» **What you have to do**
Find how many lines in the data below mention "grid". Give the number only.

======

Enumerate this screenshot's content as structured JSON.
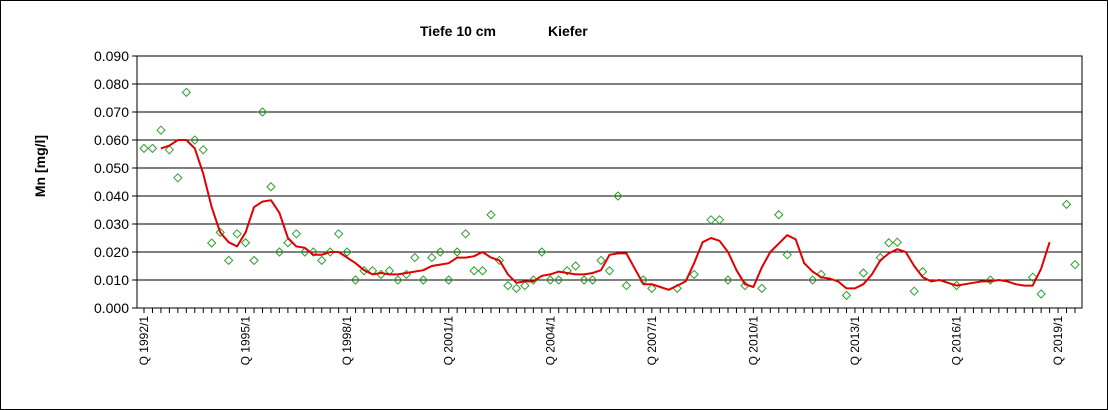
{
  "chart_data": {
    "type": "scatter+line",
    "title_left": "Tiefe  10 cm",
    "title_right": "Kiefer",
    "ylabel": "Mn [mg/l]",
    "xlabel": "",
    "ylim": [
      0,
      0.09
    ],
    "yticks": [
      "0.000",
      "0.010",
      "0.020",
      "0.030",
      "0.040",
      "0.050",
      "0.060",
      "0.070",
      "0.080",
      "0.090"
    ],
    "x_unit": "quarter index from Q 1992/1",
    "xlim": [
      0,
      110
    ],
    "xticks": [
      {
        "q": 0,
        "label": "Q 1992/1"
      },
      {
        "q": 12,
        "label": "Q 1995/1"
      },
      {
        "q": 24,
        "label": "Q 1998/1"
      },
      {
        "q": 36,
        "label": "Q 2001/1"
      },
      {
        "q": 48,
        "label": "Q 2004/1"
      },
      {
        "q": 60,
        "label": "Q 2007/1"
      },
      {
        "q": 72,
        "label": "Q 2010/1"
      },
      {
        "q": 84,
        "label": "Q 2013/1"
      },
      {
        "q": 96,
        "label": "Q 2016/1"
      },
      {
        "q": 108,
        "label": "Q 2019/1"
      }
    ],
    "grid": "horizontal",
    "colors": {
      "points": "#2ca02c",
      "line": "#e00000",
      "grid": "#000000"
    },
    "series": [
      {
        "kind": "points",
        "marker": "diamond-open",
        "points": [
          [
            0,
            0.057
          ],
          [
            1,
            0.057
          ],
          [
            2,
            0.0635
          ],
          [
            3,
            0.0565
          ],
          [
            4,
            0.0465
          ],
          [
            5,
            0.077
          ],
          [
            6,
            0.06
          ],
          [
            7,
            0.0565
          ],
          [
            8,
            0.0232
          ],
          [
            9,
            0.027
          ],
          [
            10,
            0.017
          ],
          [
            11,
            0.0265
          ],
          [
            12,
            0.0233
          ],
          [
            13,
            0.017
          ],
          [
            14,
            0.07
          ],
          [
            15,
            0.0433
          ],
          [
            16,
            0.02
          ],
          [
            17,
            0.0233
          ],
          [
            18,
            0.0265
          ],
          [
            19,
            0.02
          ],
          [
            20,
            0.02
          ],
          [
            21,
            0.017
          ],
          [
            22,
            0.02
          ],
          [
            23,
            0.0265
          ],
          [
            24,
            0.02
          ],
          [
            25,
            0.01
          ],
          [
            26,
            0.0133
          ],
          [
            27,
            0.0133
          ],
          [
            28,
            0.012
          ],
          [
            29,
            0.0133
          ],
          [
            30,
            0.01
          ],
          [
            31,
            0.012
          ],
          [
            32,
            0.018
          ],
          [
            33,
            0.01
          ],
          [
            34,
            0.018
          ],
          [
            35,
            0.02
          ],
          [
            36,
            0.01
          ],
          [
            37,
            0.02
          ],
          [
            38,
            0.0265
          ],
          [
            39,
            0.0133
          ],
          [
            40,
            0.0133
          ],
          [
            41,
            0.0333
          ],
          [
            42,
            0.017
          ],
          [
            43,
            0.008
          ],
          [
            44,
            0.007
          ],
          [
            45,
            0.008
          ],
          [
            46,
            0.01
          ],
          [
            47,
            0.02
          ],
          [
            48,
            0.01
          ],
          [
            49,
            0.01
          ],
          [
            50,
            0.0133
          ],
          [
            51,
            0.015
          ],
          [
            52,
            0.01
          ],
          [
            53,
            0.01
          ],
          [
            54,
            0.017
          ],
          [
            55,
            0.0133
          ],
          [
            56,
            0.04
          ],
          [
            57,
            0.008
          ],
          [
            59,
            0.01
          ],
          [
            60,
            0.007
          ],
          [
            63,
            0.007
          ],
          [
            65,
            0.012
          ],
          [
            67,
            0.0315
          ],
          [
            68,
            0.0315
          ],
          [
            69,
            0.01
          ],
          [
            71,
            0.008
          ],
          [
            73,
            0.007
          ],
          [
            75,
            0.0333
          ],
          [
            76,
            0.019
          ],
          [
            79,
            0.01
          ],
          [
            80,
            0.012
          ],
          [
            83,
            0.0045
          ],
          [
            85,
            0.0125
          ],
          [
            87,
            0.018
          ],
          [
            88,
            0.0233
          ],
          [
            89,
            0.0235
          ],
          [
            91,
            0.006
          ],
          [
            92,
            0.013
          ],
          [
            96,
            0.008
          ],
          [
            100,
            0.01
          ],
          [
            105,
            0.011
          ],
          [
            106,
            0.005
          ],
          [
            109,
            0.037
          ],
          [
            110,
            0.0155
          ]
        ]
      },
      {
        "kind": "line",
        "points": [
          [
            2,
            0.057
          ],
          [
            3,
            0.058
          ],
          [
            4,
            0.06
          ],
          [
            5,
            0.06
          ],
          [
            6,
            0.057
          ],
          [
            7,
            0.048
          ],
          [
            8,
            0.036
          ],
          [
            9,
            0.027
          ],
          [
            10,
            0.0235
          ],
          [
            11,
            0.022
          ],
          [
            12,
            0.027
          ],
          [
            13,
            0.036
          ],
          [
            14,
            0.038
          ],
          [
            15,
            0.0385
          ],
          [
            16,
            0.034
          ],
          [
            17,
            0.025
          ],
          [
            18,
            0.022
          ],
          [
            19,
            0.0215
          ],
          [
            20,
            0.019
          ],
          [
            21,
            0.019
          ],
          [
            22,
            0.02
          ],
          [
            23,
            0.02
          ],
          [
            24,
            0.018
          ],
          [
            25,
            0.016
          ],
          [
            26,
            0.0135
          ],
          [
            27,
            0.012
          ],
          [
            28,
            0.0125
          ],
          [
            29,
            0.012
          ],
          [
            30,
            0.012
          ],
          [
            31,
            0.0125
          ],
          [
            32,
            0.013
          ],
          [
            33,
            0.0135
          ],
          [
            34,
            0.015
          ],
          [
            35,
            0.0155
          ],
          [
            36,
            0.016
          ],
          [
            37,
            0.018
          ],
          [
            38,
            0.018
          ],
          [
            39,
            0.0185
          ],
          [
            40,
            0.02
          ],
          [
            41,
            0.018
          ],
          [
            42,
            0.017
          ],
          [
            43,
            0.012
          ],
          [
            44,
            0.009
          ],
          [
            45,
            0.0095
          ],
          [
            46,
            0.0095
          ],
          [
            47,
            0.0115
          ],
          [
            48,
            0.012
          ],
          [
            49,
            0.013
          ],
          [
            50,
            0.0125
          ],
          [
            51,
            0.012
          ],
          [
            52,
            0.012
          ],
          [
            53,
            0.0125
          ],
          [
            54,
            0.0135
          ],
          [
            55,
            0.019
          ],
          [
            56,
            0.0195
          ],
          [
            57,
            0.0195
          ],
          [
            58,
            0.014
          ],
          [
            59,
            0.0085
          ],
          [
            60,
            0.0085
          ],
          [
            61,
            0.0075
          ],
          [
            62,
            0.0065
          ],
          [
            63,
            0.008
          ],
          [
            64,
            0.0095
          ],
          [
            65,
            0.016
          ],
          [
            66,
            0.0235
          ],
          [
            67,
            0.025
          ],
          [
            68,
            0.024
          ],
          [
            69,
            0.02
          ],
          [
            70,
            0.0135
          ],
          [
            71,
            0.0085
          ],
          [
            72,
            0.0075
          ],
          [
            73,
            0.0145
          ],
          [
            74,
            0.02
          ],
          [
            75,
            0.023
          ],
          [
            76,
            0.026
          ],
          [
            77,
            0.0245
          ],
          [
            78,
            0.016
          ],
          [
            79,
            0.013
          ],
          [
            80,
            0.011
          ],
          [
            81,
            0.0105
          ],
          [
            82,
            0.0095
          ],
          [
            83,
            0.007
          ],
          [
            84,
            0.007
          ],
          [
            85,
            0.0085
          ],
          [
            86,
            0.012
          ],
          [
            87,
            0.017
          ],
          [
            88,
            0.0195
          ],
          [
            89,
            0.021
          ],
          [
            90,
            0.02
          ],
          [
            91,
            0.015
          ],
          [
            92,
            0.011
          ],
          [
            93,
            0.0095
          ],
          [
            94,
            0.01
          ],
          [
            95,
            0.009
          ],
          [
            96,
            0.008
          ],
          [
            97,
            0.0085
          ],
          [
            98,
            0.009
          ],
          [
            99,
            0.0095
          ],
          [
            100,
            0.0095
          ],
          [
            101,
            0.01
          ],
          [
            102,
            0.0095
          ],
          [
            103,
            0.0085
          ],
          [
            104,
            0.008
          ],
          [
            105,
            0.008
          ],
          [
            106,
            0.014
          ],
          [
            107,
            0.0235
          ]
        ]
      }
    ]
  }
}
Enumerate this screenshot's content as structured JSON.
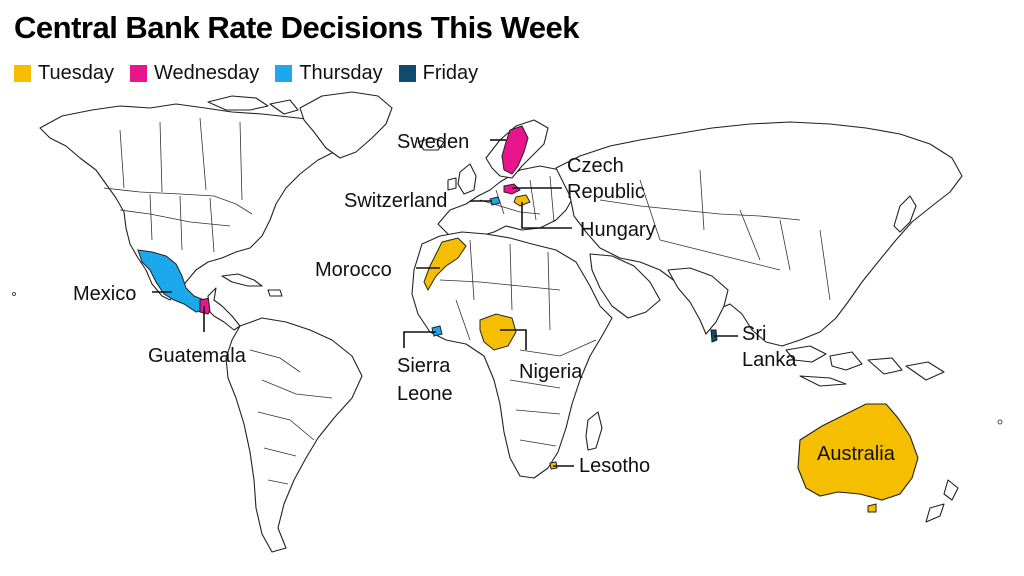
{
  "title": "Central Bank Rate Decisions This Week",
  "colors": {
    "tuesday": "#f6be00",
    "wednesday": "#e8158c",
    "thursday": "#1ba8ec",
    "friday": "#0f4b6e"
  },
  "legend": [
    {
      "label": "Tuesday",
      "color": "#f6be00"
    },
    {
      "label": "Wednesday",
      "color": "#e8158c"
    },
    {
      "label": "Thursday",
      "color": "#1ba8ec"
    },
    {
      "label": "Friday",
      "color": "#0f4b6e"
    }
  ],
  "countries": {
    "sweden": {
      "label": "Sweden",
      "day": "Wednesday"
    },
    "czech_republic": {
      "label_line1": "Czech",
      "label_line2": "Republic",
      "day": "Wednesday"
    },
    "switzerland": {
      "label": "Switzerland",
      "day": "Thursday"
    },
    "hungary": {
      "label": "Hungary",
      "day": "Tuesday"
    },
    "morocco": {
      "label": "Morocco",
      "day": "Tuesday"
    },
    "mexico": {
      "label": "Mexico",
      "day": "Thursday"
    },
    "guatemala": {
      "label": "Guatemala",
      "day": "Wednesday"
    },
    "sierra_leone": {
      "label_line1": "Sierra",
      "label_line2": "Leone",
      "day": "Thursday"
    },
    "nigeria": {
      "label": "Nigeria",
      "day": "Tuesday"
    },
    "sri_lanka": {
      "label_line1": "Sri",
      "label_line2": "Lanka",
      "day": "Friday"
    },
    "lesotho": {
      "label": "Lesotho",
      "day": "Tuesday"
    },
    "australia": {
      "label": "Australia",
      "day": "Tuesday"
    }
  }
}
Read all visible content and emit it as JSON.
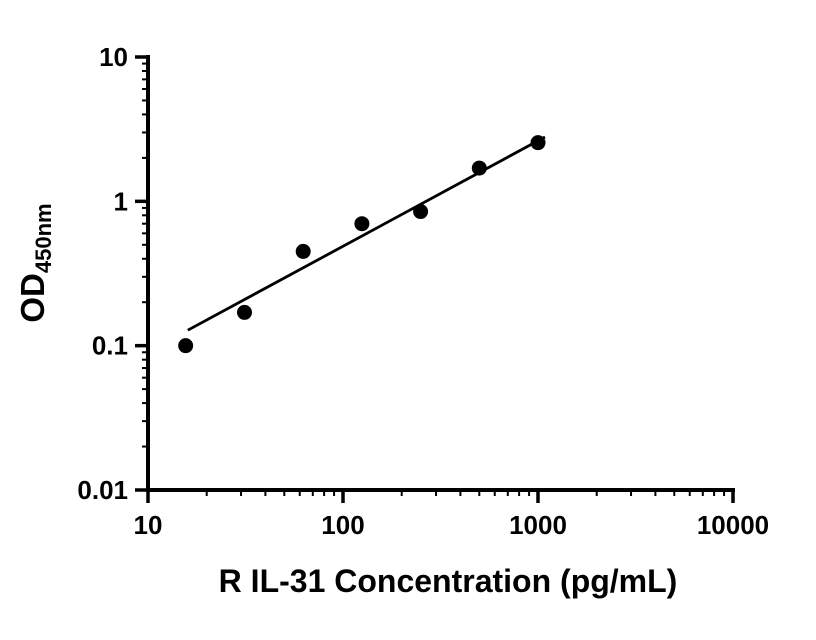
{
  "chart_data": {
    "type": "scatter",
    "title": "",
    "xlabel": "R IL-31 Concentration (pg/mL)",
    "ylabel_main": "OD",
    "ylabel_sub": "450nm",
    "x_scale": "log",
    "y_scale": "log",
    "xlim": [
      10,
      10000
    ],
    "ylim": [
      0.01,
      10
    ],
    "x_ticks": [
      10,
      100,
      1000,
      10000
    ],
    "x_tick_labels": [
      "10",
      "100",
      "1000",
      "10000"
    ],
    "y_ticks": [
      0.01,
      0.1,
      1,
      10
    ],
    "y_tick_labels": [
      "0.01",
      "0.1",
      "1",
      "10"
    ],
    "grid": "off",
    "legend": "none",
    "points": [
      {
        "x": 15.6,
        "y": 0.1
      },
      {
        "x": 31.25,
        "y": 0.17
      },
      {
        "x": 62.5,
        "y": 0.45
      },
      {
        "x": 125,
        "y": 0.7
      },
      {
        "x": 250,
        "y": 0.85
      },
      {
        "x": 500,
        "y": 1.7
      },
      {
        "x": 1000,
        "y": 2.55
      }
    ],
    "trend_line": {
      "x_start": 16,
      "y_start": 0.128,
      "x_end": 1086,
      "y_end": 2.79
    },
    "marker": {
      "shape": "circle",
      "color": "#000000",
      "radius": 7.5
    },
    "line_color": "#000000",
    "axis_color": "#000000",
    "background": "#ffffff"
  }
}
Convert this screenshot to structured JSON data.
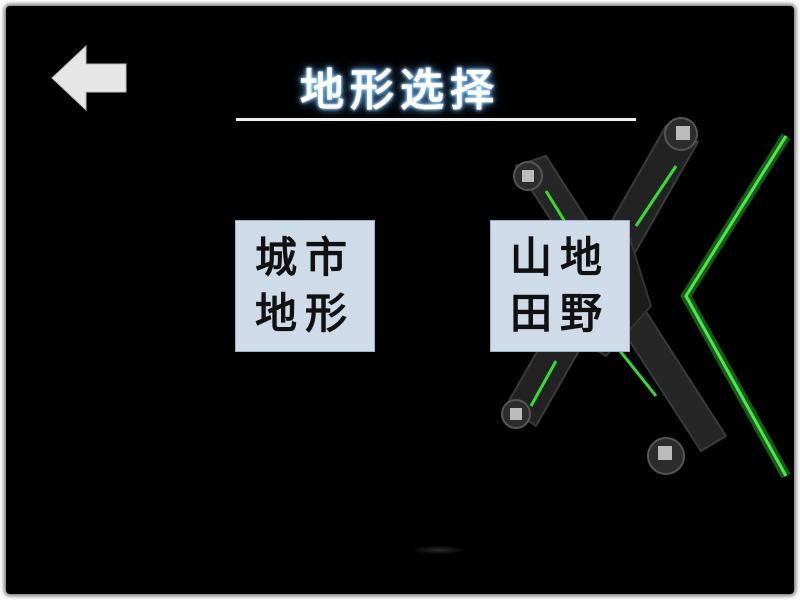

======

» **Result of this exercise**
3